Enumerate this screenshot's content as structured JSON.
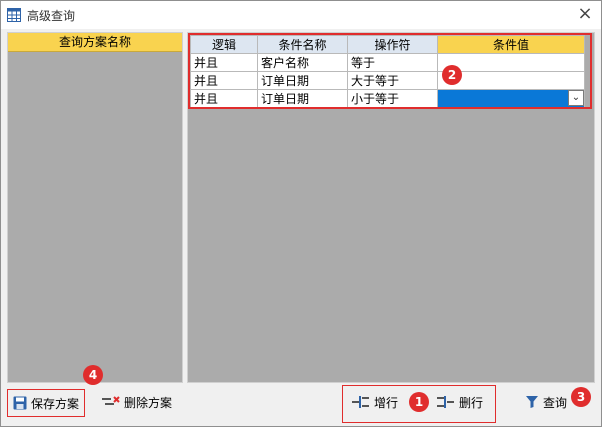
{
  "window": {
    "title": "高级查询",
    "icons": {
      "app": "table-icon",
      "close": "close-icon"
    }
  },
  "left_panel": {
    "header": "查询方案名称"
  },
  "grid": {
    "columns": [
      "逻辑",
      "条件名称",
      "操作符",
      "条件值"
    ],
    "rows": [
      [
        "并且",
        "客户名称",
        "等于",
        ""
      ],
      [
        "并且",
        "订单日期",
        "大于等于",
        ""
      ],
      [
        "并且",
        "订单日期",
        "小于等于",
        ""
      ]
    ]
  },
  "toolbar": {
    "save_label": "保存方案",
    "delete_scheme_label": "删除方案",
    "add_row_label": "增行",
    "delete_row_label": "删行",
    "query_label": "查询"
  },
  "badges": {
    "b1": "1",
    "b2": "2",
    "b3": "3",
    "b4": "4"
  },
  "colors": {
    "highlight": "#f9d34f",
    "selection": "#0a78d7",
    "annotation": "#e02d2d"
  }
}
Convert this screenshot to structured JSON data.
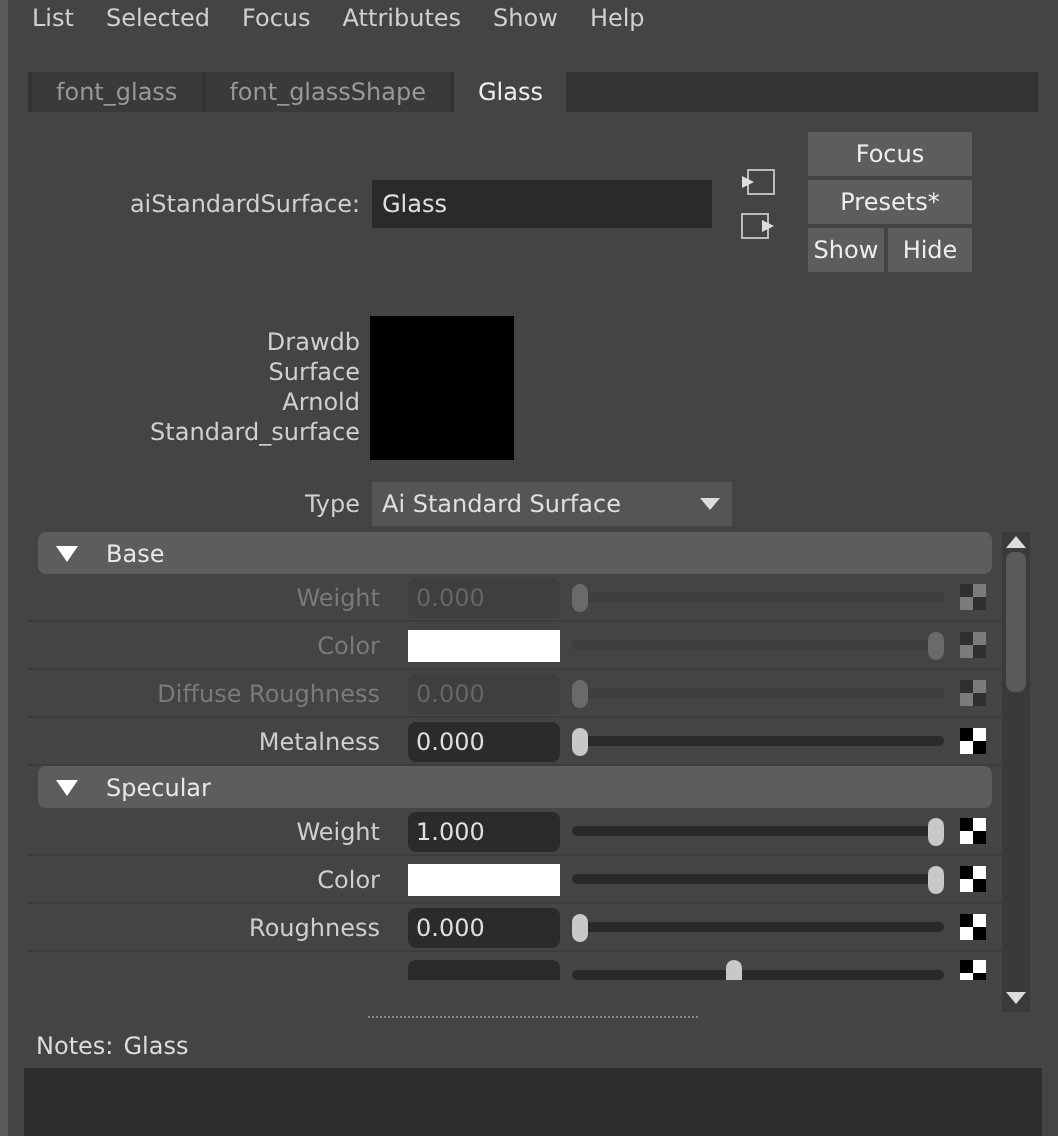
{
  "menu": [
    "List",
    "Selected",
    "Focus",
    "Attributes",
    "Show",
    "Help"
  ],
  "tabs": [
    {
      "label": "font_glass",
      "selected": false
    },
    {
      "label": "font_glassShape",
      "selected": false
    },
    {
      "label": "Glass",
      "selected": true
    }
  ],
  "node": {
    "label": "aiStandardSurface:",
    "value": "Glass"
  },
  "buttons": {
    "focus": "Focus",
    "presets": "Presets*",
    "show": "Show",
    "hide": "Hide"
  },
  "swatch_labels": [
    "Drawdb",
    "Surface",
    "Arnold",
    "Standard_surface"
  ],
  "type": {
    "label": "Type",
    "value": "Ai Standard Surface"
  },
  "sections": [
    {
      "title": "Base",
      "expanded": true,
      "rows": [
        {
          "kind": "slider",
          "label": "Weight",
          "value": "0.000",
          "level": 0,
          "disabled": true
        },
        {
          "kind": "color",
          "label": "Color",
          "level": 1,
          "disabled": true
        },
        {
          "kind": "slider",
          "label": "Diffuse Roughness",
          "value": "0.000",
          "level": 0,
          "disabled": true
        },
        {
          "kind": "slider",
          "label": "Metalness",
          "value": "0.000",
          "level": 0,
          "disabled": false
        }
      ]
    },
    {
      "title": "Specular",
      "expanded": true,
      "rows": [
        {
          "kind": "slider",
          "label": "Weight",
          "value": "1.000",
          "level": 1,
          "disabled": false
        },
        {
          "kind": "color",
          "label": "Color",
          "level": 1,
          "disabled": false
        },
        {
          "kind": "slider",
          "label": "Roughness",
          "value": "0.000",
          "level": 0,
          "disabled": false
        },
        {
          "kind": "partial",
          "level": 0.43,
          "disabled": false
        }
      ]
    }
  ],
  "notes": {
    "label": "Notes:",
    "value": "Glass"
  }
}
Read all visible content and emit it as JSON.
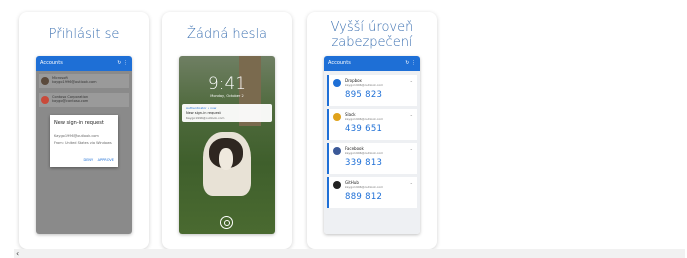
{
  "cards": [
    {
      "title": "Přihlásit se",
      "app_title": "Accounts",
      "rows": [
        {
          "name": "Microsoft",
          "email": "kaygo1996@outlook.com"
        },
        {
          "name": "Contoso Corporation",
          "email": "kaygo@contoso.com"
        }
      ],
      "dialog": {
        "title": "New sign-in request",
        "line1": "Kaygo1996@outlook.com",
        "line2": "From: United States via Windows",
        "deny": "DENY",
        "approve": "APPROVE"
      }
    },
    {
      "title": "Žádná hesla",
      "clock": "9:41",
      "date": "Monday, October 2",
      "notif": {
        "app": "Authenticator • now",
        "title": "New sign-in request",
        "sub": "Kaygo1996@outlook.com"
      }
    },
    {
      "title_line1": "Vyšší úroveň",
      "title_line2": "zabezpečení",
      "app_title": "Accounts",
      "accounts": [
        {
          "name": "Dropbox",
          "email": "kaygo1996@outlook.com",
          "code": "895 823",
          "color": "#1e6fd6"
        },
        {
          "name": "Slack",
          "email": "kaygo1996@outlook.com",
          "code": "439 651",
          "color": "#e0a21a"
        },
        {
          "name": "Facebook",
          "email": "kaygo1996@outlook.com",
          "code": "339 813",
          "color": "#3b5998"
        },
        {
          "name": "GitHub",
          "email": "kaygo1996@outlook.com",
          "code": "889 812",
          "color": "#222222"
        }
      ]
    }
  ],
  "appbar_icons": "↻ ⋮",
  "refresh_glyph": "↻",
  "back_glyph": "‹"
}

- - -

● Set problem: Leave out the pictures and return every record word for word.

● Answer in full:
Enumerate this screenshot's content as structured JSON.
{
  "window": {
    "title": "高级查询",
    "icons": {
      "app": "table-icon",
      "close": "close-icon"
    }
  },
  "left_panel": {
    "header": "查询方案名称"
  },
  "grid": {
    "columns": [
      "逻辑",
      "条件名称",
      "操作符",
      "条件值"
    ],
    "rows": [
      [
        "并且",
        "客户名称",
        "等于",
        ""
      ],
      [
        "并且",
        "订单日期",
        "大于等于",
        ""
      ],
      [
        "并且",
        "订单日期",
        "小于等于",
        ""
      ]
    ]
  },
  "toolbar": {
    "save_label": "保存方案",
    "delete_scheme_label": "删除方案",
    "add_row_label": "增行",
    "delete_row_label": "删行",
    "query_label": "查询"
  },
  "badges": {
    "b1": "1",
    "b2": "2",
    "b3": "3",
    "b4": "4"
  },
  "colors": {
    "highlight": "#f9d34f",
    "selection": "#0a78d7",
    "annotation": "#e02d2d"
  }
}
Convert this screenshot to structured JSON data.
{
  "menu": [
    "List",
    "Selected",
    "Focus",
    "Attributes",
    "Show",
    "Help"
  ],
  "tabs": [
    {
      "label": "font_glass",
      "selected": false
    },
    {
      "label": "font_glassShape",
      "selected": false
    },
    {
      "label": "Glass",
      "selected": true
    }
  ],
  "node": {
    "label": "aiStandardSurface:",
    "value": "Glass"
  },
  "buttons": {
    "focus": "Focus",
    "presets": "Presets*",
    "show": "Show",
    "hide": "Hide"
  },
  "swatch_labels": [
    "Drawdb",
    "Surface",
    "Arnold",
    "Standard_surface"
  ],
  "type": {
    "label": "Type",
    "value": "Ai Standard Surface"
  },
  "sections": [
    {
      "title": "Base",
      "expanded": true,
      "rows": [
        {
          "kind": "slider",
          "label": "Weight",
          "value": "0.000",
          "level": 0,
          "disabled": true
        },
        {
          "kind": "color",
          "label": "Color",
          "level": 1,
          "disabled": true
        },
        {
          "kind": "slider",
          "label": "Diffuse Roughness",
          "value": "0.000",
          "level": 0,
          "disabled": true
        },
        {
          "kind": "slider",
          "label": "Metalness",
          "value": "0.000",
          "level": 0,
          "disabled": false
        }
      ]
    },
    {
      "title": "Specular",
      "expanded": true,
      "rows": [
        {
          "kind": "slider",
          "label": "Weight",
          "value": "1.000",
          "level": 1,
          "disabled": false
        },
        {
          "kind": "color",
          "label": "Color",
          "level": 1,
          "disabled": false
        },
        {
          "kind": "slider",
          "label": "Roughness",
          "value": "0.000",
          "level": 0,
          "disabled": false
        },
        {
          "kind": "partial",
          "level": 0.43,
          "disabled": false
        }
      ]
    }
  ],
  "notes": {
    "label": "Notes:",
    "value": "Glass"
  }
}
Read all visible content and emit it as JSON.
{
  "cards": [
    {
      "title": "Přihlásit se",
      "app_title": "Accounts",
      "rows": [
        {
          "name": "Microsoft",
          "email": "kaygo1996@outlook.com"
        },
        {
          "name": "Contoso Corporation",
          "email": "kaygo@contoso.com"
        }
      ],
      "dialog": {
        "title": "New sign-in request",
        "line1": "Kaygo1996@outlook.com",
        "line2": "From: United States via Windows",
        "deny": "DENY",
        "approve": "APPROVE"
      }
    },
    {
      "title": "Žádná hesla",
      "clock": "9:41",
      "date": "Monday, October 2",
      "notif": {
        "app": "Authenticator • now",
        "title": "New sign-in request",
        "sub": "Kaygo1996@outlook.com"
      }
    },
    {
      "title_line1": "Vyšší úroveň",
      "title_line2": "zabezpečení",
      "app_title": "Accounts",
      "accounts": [
        {
          "name": "Dropbox",
          "email": "kaygo1996@outlook.com",
          "code": "895 823",
          "color": "#1e6fd6"
        },
        {
          "name": "Slack",
          "email": "kaygo1996@outlook.com",
          "code": "439 651",
          "color": "#e0a21a"
        },
        {
          "name": "Facebook",
          "email": "kaygo1996@outlook.com",
          "code": "339 813",
          "color": "#3b5998"
        },
        {
          "name": "GitHub",
          "email": "kaygo1996@outlook.com",
          "code": "889 812",
          "color": "#222222"
        }
      ]
    }
  ],
  "appbar_icons": "↻ ⋮",
  "refresh_glyph": "↻",
  "back_glyph": "‹"
}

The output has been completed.